= GOAL =
Write out all of the entries exactly, please.

= Stored items from a collection =
◆ ◆ ◆

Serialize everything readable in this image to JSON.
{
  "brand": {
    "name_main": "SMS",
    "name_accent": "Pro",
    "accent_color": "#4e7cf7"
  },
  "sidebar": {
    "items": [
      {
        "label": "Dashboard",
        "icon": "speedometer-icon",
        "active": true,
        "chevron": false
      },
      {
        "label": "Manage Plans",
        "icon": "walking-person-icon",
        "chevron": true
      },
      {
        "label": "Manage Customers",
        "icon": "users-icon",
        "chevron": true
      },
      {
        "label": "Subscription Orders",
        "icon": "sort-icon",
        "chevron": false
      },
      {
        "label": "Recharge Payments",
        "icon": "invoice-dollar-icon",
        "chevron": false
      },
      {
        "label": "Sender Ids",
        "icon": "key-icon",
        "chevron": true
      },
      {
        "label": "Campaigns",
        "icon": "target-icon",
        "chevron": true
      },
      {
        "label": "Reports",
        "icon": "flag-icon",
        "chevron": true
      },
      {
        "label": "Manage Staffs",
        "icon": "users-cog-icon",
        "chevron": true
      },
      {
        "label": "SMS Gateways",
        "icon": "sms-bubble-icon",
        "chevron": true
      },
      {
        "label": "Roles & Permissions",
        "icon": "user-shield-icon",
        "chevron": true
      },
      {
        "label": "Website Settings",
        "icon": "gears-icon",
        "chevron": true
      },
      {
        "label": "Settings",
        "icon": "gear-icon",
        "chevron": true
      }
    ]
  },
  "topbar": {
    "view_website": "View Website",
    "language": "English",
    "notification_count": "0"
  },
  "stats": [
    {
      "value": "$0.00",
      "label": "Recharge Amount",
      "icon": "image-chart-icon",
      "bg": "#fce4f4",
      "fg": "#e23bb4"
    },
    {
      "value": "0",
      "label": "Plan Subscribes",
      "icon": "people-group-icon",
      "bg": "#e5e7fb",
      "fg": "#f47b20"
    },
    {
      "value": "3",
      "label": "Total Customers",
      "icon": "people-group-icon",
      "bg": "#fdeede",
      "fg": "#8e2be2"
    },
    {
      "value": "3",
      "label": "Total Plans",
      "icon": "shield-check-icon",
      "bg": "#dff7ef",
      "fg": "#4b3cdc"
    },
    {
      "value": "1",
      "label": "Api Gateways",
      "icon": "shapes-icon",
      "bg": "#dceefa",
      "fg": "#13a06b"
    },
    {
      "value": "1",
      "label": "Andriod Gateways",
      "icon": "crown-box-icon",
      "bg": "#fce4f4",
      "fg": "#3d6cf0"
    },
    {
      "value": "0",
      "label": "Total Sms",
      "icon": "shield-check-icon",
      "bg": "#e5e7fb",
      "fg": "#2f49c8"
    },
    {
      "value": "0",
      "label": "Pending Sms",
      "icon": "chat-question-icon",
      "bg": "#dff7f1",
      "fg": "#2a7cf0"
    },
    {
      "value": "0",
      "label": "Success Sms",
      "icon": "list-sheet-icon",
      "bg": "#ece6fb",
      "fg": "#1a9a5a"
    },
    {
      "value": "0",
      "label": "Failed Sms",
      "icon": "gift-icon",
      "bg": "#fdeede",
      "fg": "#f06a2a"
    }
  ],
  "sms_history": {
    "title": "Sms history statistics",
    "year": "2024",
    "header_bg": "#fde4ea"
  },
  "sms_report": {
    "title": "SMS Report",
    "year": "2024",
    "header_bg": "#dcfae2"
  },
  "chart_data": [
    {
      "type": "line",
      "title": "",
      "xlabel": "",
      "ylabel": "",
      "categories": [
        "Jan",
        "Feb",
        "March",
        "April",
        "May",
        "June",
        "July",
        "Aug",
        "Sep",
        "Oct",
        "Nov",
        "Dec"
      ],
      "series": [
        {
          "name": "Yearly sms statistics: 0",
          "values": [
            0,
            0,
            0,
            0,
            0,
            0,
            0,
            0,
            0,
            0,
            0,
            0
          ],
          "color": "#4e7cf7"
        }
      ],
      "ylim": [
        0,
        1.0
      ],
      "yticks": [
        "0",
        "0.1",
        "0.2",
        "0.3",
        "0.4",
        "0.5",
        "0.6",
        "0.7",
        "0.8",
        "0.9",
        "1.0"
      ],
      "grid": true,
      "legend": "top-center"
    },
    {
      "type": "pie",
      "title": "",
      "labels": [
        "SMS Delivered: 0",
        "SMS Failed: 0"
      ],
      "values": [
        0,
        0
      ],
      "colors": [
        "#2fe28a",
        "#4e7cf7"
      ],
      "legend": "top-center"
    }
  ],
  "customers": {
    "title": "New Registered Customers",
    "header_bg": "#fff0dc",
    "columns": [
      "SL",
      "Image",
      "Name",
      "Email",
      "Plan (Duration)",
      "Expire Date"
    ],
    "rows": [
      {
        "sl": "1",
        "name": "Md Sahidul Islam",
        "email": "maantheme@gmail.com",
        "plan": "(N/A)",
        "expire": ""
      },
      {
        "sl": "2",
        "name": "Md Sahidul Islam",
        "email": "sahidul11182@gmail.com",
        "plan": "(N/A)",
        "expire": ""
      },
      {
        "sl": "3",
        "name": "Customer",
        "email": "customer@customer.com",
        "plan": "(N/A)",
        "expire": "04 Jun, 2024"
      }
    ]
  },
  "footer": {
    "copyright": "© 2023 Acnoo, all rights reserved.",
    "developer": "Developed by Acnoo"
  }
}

◆ ◆ ◆

= RESULT OF THE TASK =
Serialize everything readable in this image to JSON.
{
  "brand": {
    "name_main": "SMS",
    "name_accent": "Pro",
    "accent_color": "#4e7cf7"
  },
  "sidebar": {
    "items": [
      {
        "label": "Dashboard",
        "icon": "speedometer-icon",
        "active": true,
        "chevron": false
      },
      {
        "label": "Manage Plans",
        "icon": "walking-person-icon",
        "chevron": true
      },
      {
        "label": "Manage Customers",
        "icon": "users-icon",
        "chevron": true
      },
      {
        "label": "Subscription Orders",
        "icon": "sort-icon",
        "chevron": false
      },
      {
        "label": "Recharge Payments",
        "icon": "invoice-dollar-icon",
        "chevron": false
      },
      {
        "label": "Sender Ids",
        "icon": "key-icon",
        "chevron": true
      },
      {
        "label": "Campaigns",
        "icon": "target-icon",
        "chevron": true
      },
      {
        "label": "Reports",
        "icon": "flag-icon",
        "chevron": true
      },
      {
        "label": "Manage Staffs",
        "icon": "users-cog-icon",
        "chevron": true
      },
      {
        "label": "SMS Gateways",
        "icon": "sms-bubble-icon",
        "chevron": true
      },
      {
        "label": "Roles & Permissions",
        "icon": "user-shield-icon",
        "chevron": true
      },
      {
        "label": "Website Settings",
        "icon": "gears-icon",
        "chevron": true
      },
      {
        "label": "Settings",
        "icon": "gear-icon",
        "chevron": true
      }
    ]
  },
  "topbar": {
    "view_website": "View Website",
    "language": "English",
    "notification_count": "0"
  },
  "stats": [
    {
      "value": "$0.00",
      "label": "Recharge Amount",
      "icon": "image-chart-icon",
      "bg": "#fce4f4",
      "fg": "#e23bb4"
    },
    {
      "value": "0",
      "label": "Plan Subscribes",
      "icon": "people-group-icon",
      "bg": "#e5e7fb",
      "fg": "#f47b20"
    },
    {
      "value": "3",
      "label": "Total Customers",
      "icon": "people-group-icon",
      "bg": "#fdeede",
      "fg": "#8e2be2"
    },
    {
      "value": "3",
      "label": "Total Plans",
      "icon": "shield-check-icon",
      "bg": "#dff7ef",
      "fg": "#4b3cdc"
    },
    {
      "value": "1",
      "label": "Api Gateways",
      "icon": "shapes-icon",
      "bg": "#dceefa",
      "fg": "#13a06b"
    },
    {
      "value": "1",
      "label": "Andriod Gateways",
      "icon": "crown-box-icon",
      "bg": "#fce4f4",
      "fg": "#3d6cf0"
    },
    {
      "value": "0",
      "label": "Total Sms",
      "icon": "shield-check-icon",
      "bg": "#e5e7fb",
      "fg": "#2f49c8"
    },
    {
      "value": "0",
      "label": "Pending Sms",
      "icon": "chat-question-icon",
      "bg": "#dff7f1",
      "fg": "#2a7cf0"
    },
    {
      "value": "0",
      "label": "Success Sms",
      "icon": "list-sheet-icon",
      "bg": "#ece6fb",
      "fg": "#1a9a5a"
    },
    {
      "value": "0",
      "label": "Failed Sms",
      "icon": "gift-icon",
      "bg": "#fdeede",
      "fg": "#f06a2a"
    }
  ],
  "sms_history": {
    "title": "Sms history statistics",
    "year": "2024",
    "header_bg": "#fde4ea"
  },
  "sms_report": {
    "title": "SMS Report",
    "year": "2024",
    "header_bg": "#dcfae2"
  },
  "chart_data": [
    {
      "type": "line",
      "title": "",
      "xlabel": "",
      "ylabel": "",
      "categories": [
        "Jan",
        "Feb",
        "March",
        "April",
        "May",
        "June",
        "July",
        "Aug",
        "Sep",
        "Oct",
        "Nov",
        "Dec"
      ],
      "series": [
        {
          "name": "Yearly sms statistics: 0",
          "values": [
            0,
            0,
            0,
            0,
            0,
            0,
            0,
            0,
            0,
            0,
            0,
            0
          ],
          "color": "#4e7cf7"
        }
      ],
      "ylim": [
        0,
        1.0
      ],
      "yticks": [
        "0",
        "0.1",
        "0.2",
        "0.3",
        "0.4",
        "0.5",
        "0.6",
        "0.7",
        "0.8",
        "0.9",
        "1.0"
      ],
      "grid": true,
      "legend": "top-center"
    },
    {
      "type": "pie",
      "title": "",
      "labels": [
        "SMS Delivered: 0",
        "SMS Failed: 0"
      ],
      "values": [
        0,
        0
      ],
      "colors": [
        "#2fe28a",
        "#4e7cf7"
      ],
      "legend": "top-center"
    }
  ],
  "customers": {
    "title": "New Registered Customers",
    "header_bg": "#fff0dc",
    "columns": [
      "SL",
      "Image",
      "Name",
      "Email",
      "Plan (Duration)",
      "Expire Date"
    ],
    "rows": [
      {
        "sl": "1",
        "name": "Md Sahidul Islam",
        "email": "maantheme@gmail.com",
        "plan": "(N/A)",
        "expire": ""
      },
      {
        "sl": "2",
        "name": "Md Sahidul Islam",
        "email": "sahidul11182@gmail.com",
        "plan": "(N/A)",
        "expire": ""
      },
      {
        "sl": "3",
        "name": "Customer",
        "email": "customer@customer.com",
        "plan": "(N/A)",
        "expire": "04 Jun, 2024"
      }
    ]
  },
  "footer": {
    "copyright": "© 2023 Acnoo, all rights reserved.",
    "developer": "Developed by Acnoo"
  }
}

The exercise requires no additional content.